* [Entries from a dataset]
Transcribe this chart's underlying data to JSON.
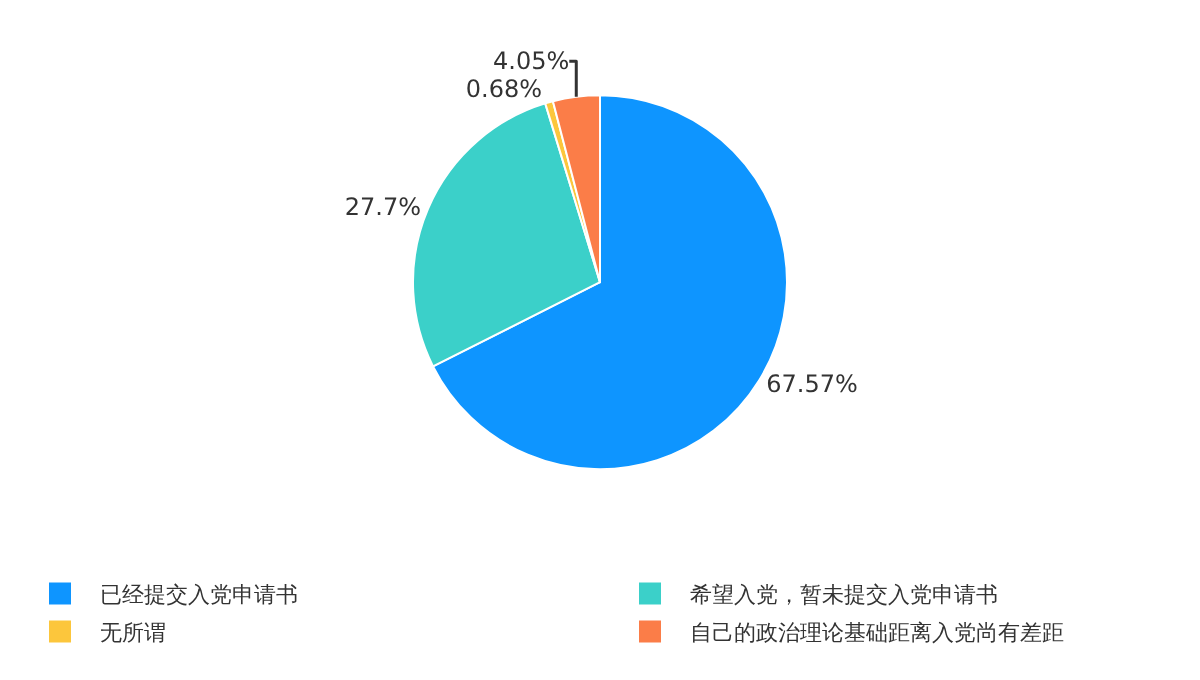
{
  "chart_data": {
    "type": "pie",
    "categories": [
      "已经提交入党申请书",
      "希望入党，暂未提交入党申请书",
      "无所谓",
      "自己的政治理论基础距离入党尚有差距"
    ],
    "values": [
      67.57,
      27.7,
      0.68,
      4.05
    ],
    "colors": [
      "#0e95ff",
      "#3bd0c9",
      "#fcc63c",
      "#fb7d48"
    ],
    "value_labels": [
      "67.57%",
      "27.7%",
      "0.68%",
      "4.05%"
    ],
    "legend": "bottom"
  }
}
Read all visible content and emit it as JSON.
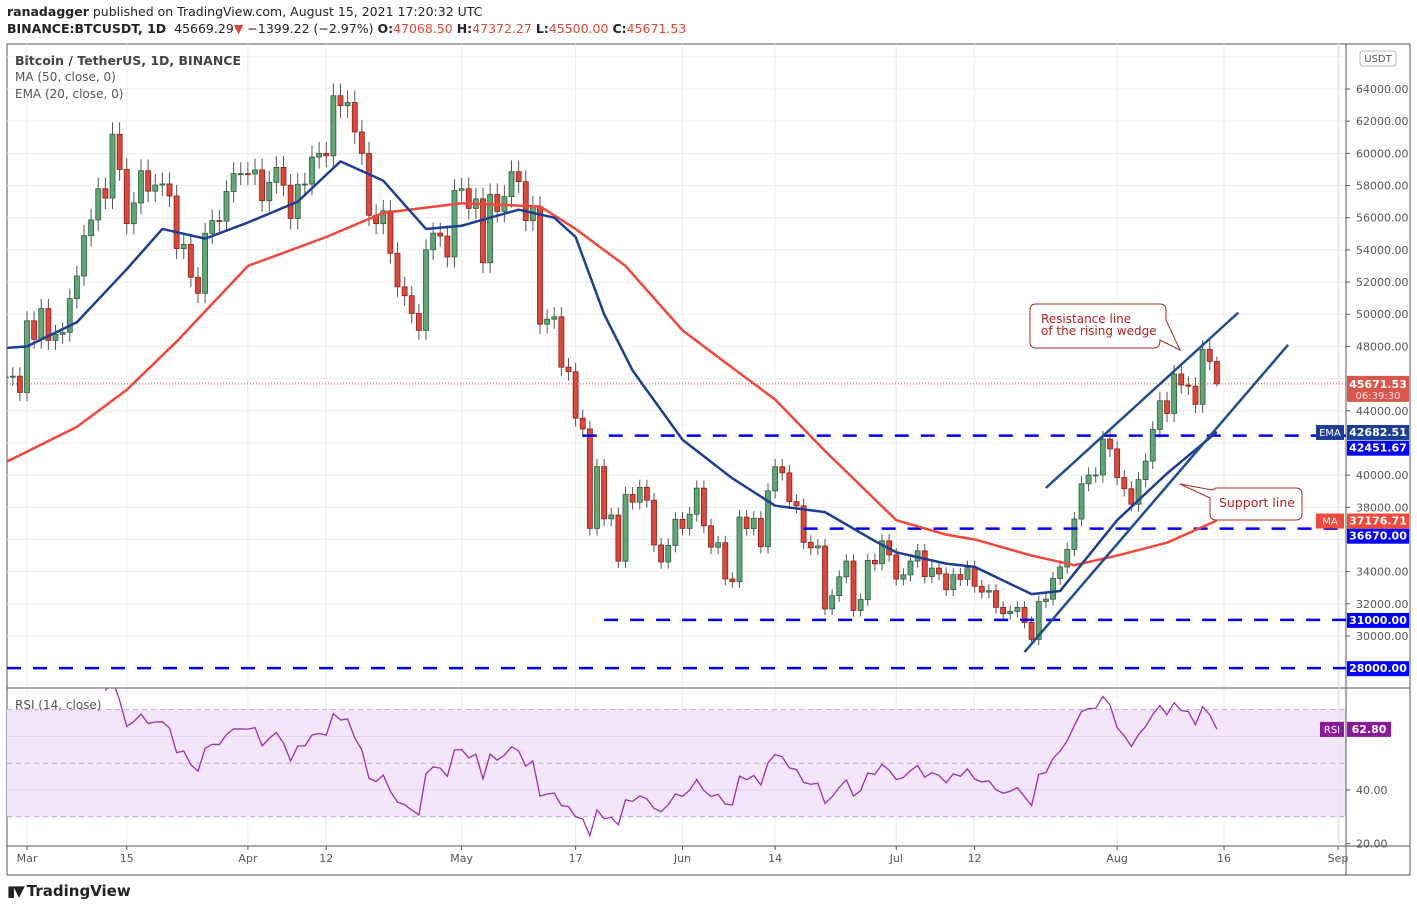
{
  "header": {
    "published_by": "ranadagger",
    "published_text": "published on TradingView.com, August 15, 2021 17:20:32 UTC",
    "symbol": "BINANCE:BTCUSDT, 1D",
    "last": "45669.29",
    "change": "−1399.22 (−2.97%)",
    "o_label": "O:",
    "o": "47068.50",
    "h_label": "H:",
    "h": "47372.27",
    "l_label": "L:",
    "l": "45500.00",
    "c_label": "C:",
    "c": "45671.53"
  },
  "legend": {
    "title": "Bitcoin / TetherUS, 1D, BINANCE",
    "ma": "MA (50, close, 0)",
    "ema": "EMA (20, close, 0)",
    "rsi": "RSI (14, close)"
  },
  "currency_badge": "USDT",
  "brand": "TradingView",
  "annotations": {
    "resistance": [
      "Resistance line",
      "of the rising wedge"
    ],
    "support": "Support line"
  },
  "colors": {
    "up": "#5fa778",
    "down": "#e0463a",
    "ma": "#f0483a",
    "ema": "#1c3f94",
    "levels": "#0000ff",
    "rsi": "#9b2fae",
    "wedge": "#1f4e8f"
  },
  "chart_data": [
    {
      "type": "candlestick",
      "title": "Bitcoin / TetherUS, 1D, BINANCE",
      "ylim": [
        28000,
        66000
      ],
      "y_ticks": [
        "64000.00",
        "62000.00",
        "60000.00",
        "58000.00",
        "56000.00",
        "54000.00",
        "52000.00",
        "50000.00",
        "48000.00",
        "44000.00",
        "40000.00",
        "38000.00",
        "34000.00",
        "32000.00",
        "30000.00"
      ],
      "x_ticks": [
        {
          "date": "2021-03-01",
          "label": "Mar"
        },
        {
          "date": "2021-03-15",
          "label": "15"
        },
        {
          "date": "2021-04-01",
          "label": "Apr"
        },
        {
          "date": "2021-04-12",
          "label": "12"
        },
        {
          "date": "2021-05-01",
          "label": "May"
        },
        {
          "date": "2021-05-17",
          "label": "17"
        },
        {
          "date": "2021-06-01",
          "label": "Jun"
        },
        {
          "date": "2021-06-14",
          "label": "14"
        },
        {
          "date": "2021-07-01",
          "label": "Jul"
        },
        {
          "date": "2021-07-12",
          "label": "12"
        },
        {
          "date": "2021-08-01",
          "label": "Aug"
        },
        {
          "date": "2021-08-16",
          "label": "16"
        },
        {
          "date": "2021-09-01",
          "label": "Sep"
        }
      ],
      "close_by_month": [
        {
          "month": "2021-02",
          "from_day": 26,
          "close": [
            46100,
            46150,
            45140
          ]
        },
        {
          "month": "2021-03",
          "from_day": 1,
          "close": [
            49590,
            48440,
            50350,
            48370,
            48750,
            48880,
            50970,
            52380,
            54880,
            55860,
            57800,
            57220,
            61190,
            59000,
            55630,
            56920,
            58920,
            57650,
            58030,
            58100,
            57350,
            54080,
            54340,
            52300,
            51300,
            55030,
            55820,
            55780,
            57630,
            58740,
            58740
          ]
        },
        {
          "month": "2021-04",
          "from_day": 1,
          "close": [
            58720,
            58970,
            57060,
            58200,
            59130,
            58020,
            55950,
            58080,
            58090,
            59770,
            60000,
            59850,
            63580,
            62960,
            63160,
            61330,
            60000,
            56150,
            55630,
            56430,
            53790,
            51700,
            51150,
            50050,
            49000,
            54010,
            55040,
            54860,
            53560,
            57700
          ]
        },
        {
          "month": "2021-05",
          "from_day": 1,
          "close": [
            57800,
            56580,
            57170,
            53200,
            57440,
            56390,
            57310,
            58860,
            58240,
            55820,
            56670,
            49380,
            49690,
            49840,
            46710,
            46430,
            43540,
            42870,
            36690,
            40530,
            37280,
            37520,
            34650,
            38800,
            38320,
            39240,
            38440,
            35660,
            34600,
            35630,
            37250
          ]
        },
        {
          "month": "2021-06",
          "from_day": 1,
          "close": [
            36690,
            37570,
            39190,
            36850,
            35520,
            35800,
            33550,
            33380,
            37390,
            36680,
            37310,
            35550,
            39020,
            40520,
            40140,
            38350,
            38090,
            35820,
            35480,
            35600,
            31680,
            32510,
            33680,
            34660,
            31590,
            32270,
            34700,
            34490,
            35910,
            35040
          ]
        },
        {
          "month": "2021-07",
          "from_day": 1,
          "close": [
            33540,
            33800,
            34660,
            35290,
            33690,
            34220,
            33860,
            32880,
            33810,
            33520,
            34260,
            33090,
            32730,
            32820,
            31780,
            31390,
            31530,
            31780,
            30840,
            29790,
            32140,
            32290,
            33580,
            34290,
            35380,
            37270,
            39460,
            40000,
            40010,
            42240,
            41630
          ]
        },
        {
          "month": "2021-08",
          "from_day": 1,
          "close": [
            39850,
            39150,
            38190,
            39720,
            40870,
            42840,
            44620,
            43830,
            46290,
            45600,
            45530,
            44400,
            47820,
            47070,
            45671.53
          ]
        }
      ],
      "last_candle": {
        "open": 47068.5,
        "high": 47372.27,
        "low": 45500.0,
        "close": 45671.53
      },
      "series": [
        {
          "name": "MA (50, close, 0)",
          "label": "MA",
          "last": "37176.71",
          "points": [
            [
              "2021-02-26",
              40800
            ],
            [
              "2021-03-08",
              43000
            ],
            [
              "2021-03-15",
              45300
            ],
            [
              "2021-03-22",
              48300
            ],
            [
              "2021-04-01",
              53000
            ],
            [
              "2021-04-12",
              54800
            ],
            [
              "2021-04-20",
              56300
            ],
            [
              "2021-05-01",
              56900
            ],
            [
              "2021-05-12",
              56700
            ],
            [
              "2021-05-17",
              55300
            ],
            [
              "2021-05-24",
              53000
            ],
            [
              "2021-06-01",
              49000
            ],
            [
              "2021-06-07",
              47000
            ],
            [
              "2021-06-14",
              44700
            ],
            [
              "2021-06-21",
              41500
            ],
            [
              "2021-07-01",
              37200
            ],
            [
              "2021-07-08",
              36300
            ],
            [
              "2021-07-12",
              36000
            ],
            [
              "2021-07-20",
              35000
            ],
            [
              "2021-07-26",
              34400
            ],
            [
              "2021-08-01",
              35000
            ],
            [
              "2021-08-08",
              35800
            ],
            [
              "2021-08-15",
              37176.71
            ]
          ]
        },
        {
          "name": "EMA (20, close, 0)",
          "label": "EMA",
          "last": "42682.51",
          "points": [
            [
              "2021-02-26",
              47900
            ],
            [
              "2021-03-01",
              48000
            ],
            [
              "2021-03-08",
              49500
            ],
            [
              "2021-03-15",
              52800
            ],
            [
              "2021-03-20",
              55300
            ],
            [
              "2021-03-26",
              54700
            ],
            [
              "2021-04-01",
              55700
            ],
            [
              "2021-04-08",
              57000
            ],
            [
              "2021-04-14",
              59500
            ],
            [
              "2021-04-20",
              58300
            ],
            [
              "2021-04-26",
              55300
            ],
            [
              "2021-05-01",
              55500
            ],
            [
              "2021-05-09",
              56500
            ],
            [
              "2021-05-14",
              56000
            ],
            [
              "2021-05-17",
              54800
            ],
            [
              "2021-05-21",
              50000
            ],
            [
              "2021-05-25",
              46500
            ],
            [
              "2021-06-01",
              42200
            ],
            [
              "2021-06-08",
              39800
            ],
            [
              "2021-06-14",
              38100
            ],
            [
              "2021-06-21",
              37700
            ],
            [
              "2021-06-28",
              35900
            ],
            [
              "2021-07-01",
              35200
            ],
            [
              "2021-07-08",
              34500
            ],
            [
              "2021-07-12",
              34300
            ],
            [
              "2021-07-20",
              32600
            ],
            [
              "2021-07-24",
              32800
            ],
            [
              "2021-07-28",
              35000
            ],
            [
              "2021-08-01",
              37200
            ],
            [
              "2021-08-08",
              40100
            ],
            [
              "2021-08-15",
              42682.51
            ]
          ]
        }
      ],
      "current_price": {
        "value": "45671.53",
        "countdown": "06:39:30"
      },
      "horizontal_levels": [
        {
          "value": 42451.67,
          "label": "42451.67",
          "from": "2021-05-18"
        },
        {
          "value": 36670,
          "label": "36670.00",
          "from": "2021-06-18"
        },
        {
          "value": 31000,
          "label": "31000.00",
          "from": "2021-05-21"
        },
        {
          "value": 28000,
          "label": "28000.00",
          "from": "2021-02-26"
        }
      ],
      "trendlines": [
        {
          "name": "resistance",
          "from": [
            "2021-07-22",
            39200
          ],
          "to": [
            "2021-08-18",
            50100
          ]
        },
        {
          "name": "support",
          "from": [
            "2021-07-19",
            29000
          ],
          "to": [
            "2021-08-25",
            48100
          ]
        }
      ]
    },
    {
      "type": "line",
      "title": "RSI (14, close)",
      "ylim": [
        20,
        80
      ],
      "y_ticks": [
        "40.00",
        "20.00"
      ],
      "bands": [
        30,
        50,
        70
      ],
      "last": "62.80",
      "label": "RSI"
    }
  ]
}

* [Work to be completed]
Gather all lines of the records that include the word "type".

* [Exercise answer]
    "type": "pie",
      "type": "candlestick",
      "type": "line",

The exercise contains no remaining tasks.